=== Material supplied ===
===============
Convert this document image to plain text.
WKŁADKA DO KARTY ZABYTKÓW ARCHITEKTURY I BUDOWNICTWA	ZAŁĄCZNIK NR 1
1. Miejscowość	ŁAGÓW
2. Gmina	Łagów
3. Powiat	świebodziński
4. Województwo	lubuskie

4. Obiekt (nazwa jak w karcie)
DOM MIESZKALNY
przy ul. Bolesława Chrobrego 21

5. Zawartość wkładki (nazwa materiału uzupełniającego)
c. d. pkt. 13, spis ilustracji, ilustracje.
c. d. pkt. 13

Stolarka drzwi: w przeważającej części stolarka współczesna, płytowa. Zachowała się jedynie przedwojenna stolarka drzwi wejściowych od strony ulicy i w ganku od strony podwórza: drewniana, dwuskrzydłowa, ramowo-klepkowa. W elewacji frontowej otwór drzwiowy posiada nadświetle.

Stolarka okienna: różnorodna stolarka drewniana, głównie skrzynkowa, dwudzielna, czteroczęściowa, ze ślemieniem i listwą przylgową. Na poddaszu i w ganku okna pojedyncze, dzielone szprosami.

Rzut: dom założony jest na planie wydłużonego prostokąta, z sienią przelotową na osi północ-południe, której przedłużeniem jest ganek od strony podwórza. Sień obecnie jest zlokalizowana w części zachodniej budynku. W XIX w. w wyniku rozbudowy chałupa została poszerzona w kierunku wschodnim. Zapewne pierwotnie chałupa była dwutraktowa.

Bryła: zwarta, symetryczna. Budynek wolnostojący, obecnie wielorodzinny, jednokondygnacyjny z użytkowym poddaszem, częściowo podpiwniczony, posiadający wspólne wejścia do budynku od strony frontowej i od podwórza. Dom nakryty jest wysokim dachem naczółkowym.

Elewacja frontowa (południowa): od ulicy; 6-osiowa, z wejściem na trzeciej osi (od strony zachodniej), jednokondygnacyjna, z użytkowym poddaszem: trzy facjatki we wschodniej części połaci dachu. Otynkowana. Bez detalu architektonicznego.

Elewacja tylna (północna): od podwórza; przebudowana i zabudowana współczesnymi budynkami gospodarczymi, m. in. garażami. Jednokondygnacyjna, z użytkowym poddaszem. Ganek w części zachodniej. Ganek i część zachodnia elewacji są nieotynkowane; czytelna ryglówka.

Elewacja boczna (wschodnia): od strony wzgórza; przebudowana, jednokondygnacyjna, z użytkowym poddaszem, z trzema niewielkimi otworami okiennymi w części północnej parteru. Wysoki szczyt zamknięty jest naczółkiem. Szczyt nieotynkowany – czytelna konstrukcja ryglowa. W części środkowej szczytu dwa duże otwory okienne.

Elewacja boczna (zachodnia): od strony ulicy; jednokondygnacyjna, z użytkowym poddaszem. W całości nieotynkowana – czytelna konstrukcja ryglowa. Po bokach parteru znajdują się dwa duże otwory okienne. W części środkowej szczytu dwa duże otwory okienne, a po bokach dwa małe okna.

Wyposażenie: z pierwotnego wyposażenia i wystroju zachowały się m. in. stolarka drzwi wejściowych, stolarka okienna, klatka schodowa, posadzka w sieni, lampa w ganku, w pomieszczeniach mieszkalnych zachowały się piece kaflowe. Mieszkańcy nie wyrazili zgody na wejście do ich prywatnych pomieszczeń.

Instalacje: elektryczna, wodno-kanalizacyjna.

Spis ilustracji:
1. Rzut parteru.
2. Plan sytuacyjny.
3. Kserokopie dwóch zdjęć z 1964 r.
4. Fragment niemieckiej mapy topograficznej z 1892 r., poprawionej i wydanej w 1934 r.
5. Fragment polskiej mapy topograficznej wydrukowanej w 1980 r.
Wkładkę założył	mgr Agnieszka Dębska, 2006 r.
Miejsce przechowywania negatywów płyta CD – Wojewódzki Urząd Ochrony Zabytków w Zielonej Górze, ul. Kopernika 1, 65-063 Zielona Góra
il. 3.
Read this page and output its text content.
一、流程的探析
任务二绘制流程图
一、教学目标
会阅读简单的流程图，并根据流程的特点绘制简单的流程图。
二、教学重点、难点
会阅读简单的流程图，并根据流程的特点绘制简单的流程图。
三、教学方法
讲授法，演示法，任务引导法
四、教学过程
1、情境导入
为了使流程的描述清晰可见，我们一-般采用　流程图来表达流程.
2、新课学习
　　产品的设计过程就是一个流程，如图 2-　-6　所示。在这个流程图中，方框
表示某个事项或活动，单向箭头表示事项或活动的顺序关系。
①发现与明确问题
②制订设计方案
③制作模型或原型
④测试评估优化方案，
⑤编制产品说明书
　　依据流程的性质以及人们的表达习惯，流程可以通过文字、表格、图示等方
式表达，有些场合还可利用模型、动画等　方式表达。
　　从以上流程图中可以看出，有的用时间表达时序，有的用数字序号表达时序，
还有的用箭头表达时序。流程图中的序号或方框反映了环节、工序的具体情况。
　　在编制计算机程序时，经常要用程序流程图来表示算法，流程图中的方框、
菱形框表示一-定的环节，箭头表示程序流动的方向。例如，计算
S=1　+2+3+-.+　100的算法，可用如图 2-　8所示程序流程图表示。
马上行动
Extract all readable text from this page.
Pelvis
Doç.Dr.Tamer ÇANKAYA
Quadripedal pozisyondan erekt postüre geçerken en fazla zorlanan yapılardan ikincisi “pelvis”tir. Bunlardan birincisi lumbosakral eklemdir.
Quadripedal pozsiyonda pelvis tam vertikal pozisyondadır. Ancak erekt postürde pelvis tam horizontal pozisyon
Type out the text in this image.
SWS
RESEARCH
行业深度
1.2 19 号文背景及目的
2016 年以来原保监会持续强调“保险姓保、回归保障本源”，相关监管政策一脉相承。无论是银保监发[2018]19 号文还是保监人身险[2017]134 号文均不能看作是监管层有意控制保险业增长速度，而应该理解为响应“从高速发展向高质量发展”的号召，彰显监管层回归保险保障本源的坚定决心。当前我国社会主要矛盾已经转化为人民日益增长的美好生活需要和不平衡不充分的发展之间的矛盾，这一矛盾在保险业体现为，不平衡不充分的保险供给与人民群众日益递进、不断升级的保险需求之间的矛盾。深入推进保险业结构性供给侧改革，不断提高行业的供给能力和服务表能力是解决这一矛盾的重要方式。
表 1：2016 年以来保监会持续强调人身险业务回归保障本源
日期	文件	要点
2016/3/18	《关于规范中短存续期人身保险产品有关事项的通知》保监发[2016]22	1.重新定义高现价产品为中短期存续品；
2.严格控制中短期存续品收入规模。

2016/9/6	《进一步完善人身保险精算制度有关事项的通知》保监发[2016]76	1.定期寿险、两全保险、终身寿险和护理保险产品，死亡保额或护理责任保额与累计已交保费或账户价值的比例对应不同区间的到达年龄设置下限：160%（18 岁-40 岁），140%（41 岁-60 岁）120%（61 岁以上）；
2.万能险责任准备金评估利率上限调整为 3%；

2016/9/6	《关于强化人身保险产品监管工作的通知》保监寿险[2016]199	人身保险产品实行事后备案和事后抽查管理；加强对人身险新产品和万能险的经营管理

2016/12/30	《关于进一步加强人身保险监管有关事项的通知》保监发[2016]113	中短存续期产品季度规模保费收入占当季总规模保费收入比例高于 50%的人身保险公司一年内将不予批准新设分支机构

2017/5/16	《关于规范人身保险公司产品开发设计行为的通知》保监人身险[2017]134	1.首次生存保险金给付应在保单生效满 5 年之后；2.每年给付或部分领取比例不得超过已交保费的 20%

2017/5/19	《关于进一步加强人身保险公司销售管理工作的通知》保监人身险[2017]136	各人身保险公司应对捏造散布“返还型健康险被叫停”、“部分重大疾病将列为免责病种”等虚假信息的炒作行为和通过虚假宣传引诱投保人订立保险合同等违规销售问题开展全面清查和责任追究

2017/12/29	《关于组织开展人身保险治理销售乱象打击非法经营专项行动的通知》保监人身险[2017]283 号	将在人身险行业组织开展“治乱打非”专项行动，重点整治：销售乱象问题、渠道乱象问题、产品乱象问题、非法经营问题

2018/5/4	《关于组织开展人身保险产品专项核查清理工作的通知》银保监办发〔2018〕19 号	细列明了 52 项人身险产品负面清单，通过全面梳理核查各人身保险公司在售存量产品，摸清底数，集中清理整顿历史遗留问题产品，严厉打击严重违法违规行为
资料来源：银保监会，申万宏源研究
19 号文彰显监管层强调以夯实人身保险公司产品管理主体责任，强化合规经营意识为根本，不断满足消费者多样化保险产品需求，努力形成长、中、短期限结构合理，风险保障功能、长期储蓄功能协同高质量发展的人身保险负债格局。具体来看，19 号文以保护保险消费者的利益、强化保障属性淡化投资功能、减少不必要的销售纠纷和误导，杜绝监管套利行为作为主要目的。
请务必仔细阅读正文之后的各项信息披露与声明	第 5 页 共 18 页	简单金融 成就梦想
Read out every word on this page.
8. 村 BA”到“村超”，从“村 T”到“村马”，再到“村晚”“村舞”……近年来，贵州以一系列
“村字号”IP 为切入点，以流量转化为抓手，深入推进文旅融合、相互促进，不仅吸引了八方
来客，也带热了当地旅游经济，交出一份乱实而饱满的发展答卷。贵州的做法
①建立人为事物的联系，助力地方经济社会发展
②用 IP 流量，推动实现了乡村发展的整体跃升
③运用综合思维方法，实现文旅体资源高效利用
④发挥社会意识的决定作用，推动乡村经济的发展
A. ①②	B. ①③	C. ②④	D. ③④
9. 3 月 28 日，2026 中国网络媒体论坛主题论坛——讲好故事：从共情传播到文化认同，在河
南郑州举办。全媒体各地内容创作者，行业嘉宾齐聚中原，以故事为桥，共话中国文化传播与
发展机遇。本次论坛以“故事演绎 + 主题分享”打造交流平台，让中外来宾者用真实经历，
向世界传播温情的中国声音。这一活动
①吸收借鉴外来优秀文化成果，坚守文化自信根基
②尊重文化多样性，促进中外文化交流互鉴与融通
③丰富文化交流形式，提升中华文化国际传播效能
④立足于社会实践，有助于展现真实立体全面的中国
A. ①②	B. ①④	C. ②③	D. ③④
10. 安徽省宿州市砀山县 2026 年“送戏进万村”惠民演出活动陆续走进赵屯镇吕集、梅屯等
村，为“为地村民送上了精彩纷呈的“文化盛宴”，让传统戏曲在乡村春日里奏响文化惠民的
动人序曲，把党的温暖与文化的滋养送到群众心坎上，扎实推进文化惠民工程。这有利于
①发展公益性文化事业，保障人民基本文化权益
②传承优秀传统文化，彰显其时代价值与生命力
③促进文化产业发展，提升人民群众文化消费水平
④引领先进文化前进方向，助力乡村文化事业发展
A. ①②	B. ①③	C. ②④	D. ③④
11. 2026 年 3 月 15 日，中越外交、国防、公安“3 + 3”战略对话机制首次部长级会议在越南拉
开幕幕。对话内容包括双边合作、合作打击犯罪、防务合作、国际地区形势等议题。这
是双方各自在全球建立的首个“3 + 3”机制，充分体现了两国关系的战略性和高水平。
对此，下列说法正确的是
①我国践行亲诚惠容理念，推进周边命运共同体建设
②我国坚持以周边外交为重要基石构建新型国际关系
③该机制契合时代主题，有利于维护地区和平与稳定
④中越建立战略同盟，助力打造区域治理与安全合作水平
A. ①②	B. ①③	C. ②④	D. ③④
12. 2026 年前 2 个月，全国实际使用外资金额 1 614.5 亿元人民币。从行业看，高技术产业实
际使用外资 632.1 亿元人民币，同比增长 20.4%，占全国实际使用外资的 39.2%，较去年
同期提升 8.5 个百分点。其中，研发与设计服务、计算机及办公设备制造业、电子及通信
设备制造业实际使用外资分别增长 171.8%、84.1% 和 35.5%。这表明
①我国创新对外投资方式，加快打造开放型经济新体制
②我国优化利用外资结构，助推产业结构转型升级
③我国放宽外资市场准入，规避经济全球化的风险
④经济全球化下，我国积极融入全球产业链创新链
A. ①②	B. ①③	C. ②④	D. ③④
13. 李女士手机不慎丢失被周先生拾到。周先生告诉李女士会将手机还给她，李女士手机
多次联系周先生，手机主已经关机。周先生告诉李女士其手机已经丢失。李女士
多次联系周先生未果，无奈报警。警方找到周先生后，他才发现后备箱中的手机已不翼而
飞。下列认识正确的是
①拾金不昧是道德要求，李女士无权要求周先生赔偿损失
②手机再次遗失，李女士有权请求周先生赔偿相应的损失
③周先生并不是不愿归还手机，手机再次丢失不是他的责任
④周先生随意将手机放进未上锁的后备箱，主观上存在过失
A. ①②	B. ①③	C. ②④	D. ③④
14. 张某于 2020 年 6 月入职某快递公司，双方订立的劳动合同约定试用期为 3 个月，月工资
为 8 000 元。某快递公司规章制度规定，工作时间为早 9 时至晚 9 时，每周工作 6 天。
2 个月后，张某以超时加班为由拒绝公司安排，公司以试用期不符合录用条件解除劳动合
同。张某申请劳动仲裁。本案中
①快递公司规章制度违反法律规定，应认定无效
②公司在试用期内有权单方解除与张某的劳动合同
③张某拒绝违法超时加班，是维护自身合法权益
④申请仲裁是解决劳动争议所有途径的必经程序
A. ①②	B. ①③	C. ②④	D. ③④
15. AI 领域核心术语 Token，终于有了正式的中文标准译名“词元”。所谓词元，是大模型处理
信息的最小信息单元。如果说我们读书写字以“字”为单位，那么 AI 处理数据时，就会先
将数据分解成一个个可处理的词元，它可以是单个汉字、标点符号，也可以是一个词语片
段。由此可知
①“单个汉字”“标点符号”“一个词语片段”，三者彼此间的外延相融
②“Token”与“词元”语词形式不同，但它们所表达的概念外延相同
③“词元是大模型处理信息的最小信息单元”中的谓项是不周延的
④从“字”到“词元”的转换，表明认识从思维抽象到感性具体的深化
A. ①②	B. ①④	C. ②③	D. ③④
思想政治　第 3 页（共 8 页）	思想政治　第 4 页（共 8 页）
===============
Scan the material above. Extract every line in which the word "erekt" occurs.

=== Correct output ===
Quadripedal pozisyondan erekt postüre geçerken en fazla zorlanan yapılardan ikincisi “pelvis”tir. Bunlardan birincisi lumbosakral eklemdir.
Quadripedal pozsiyonda pelvis tam vertikal pozisyondadır. Ancak erekt postürde pelvis tam horizontal pozisyon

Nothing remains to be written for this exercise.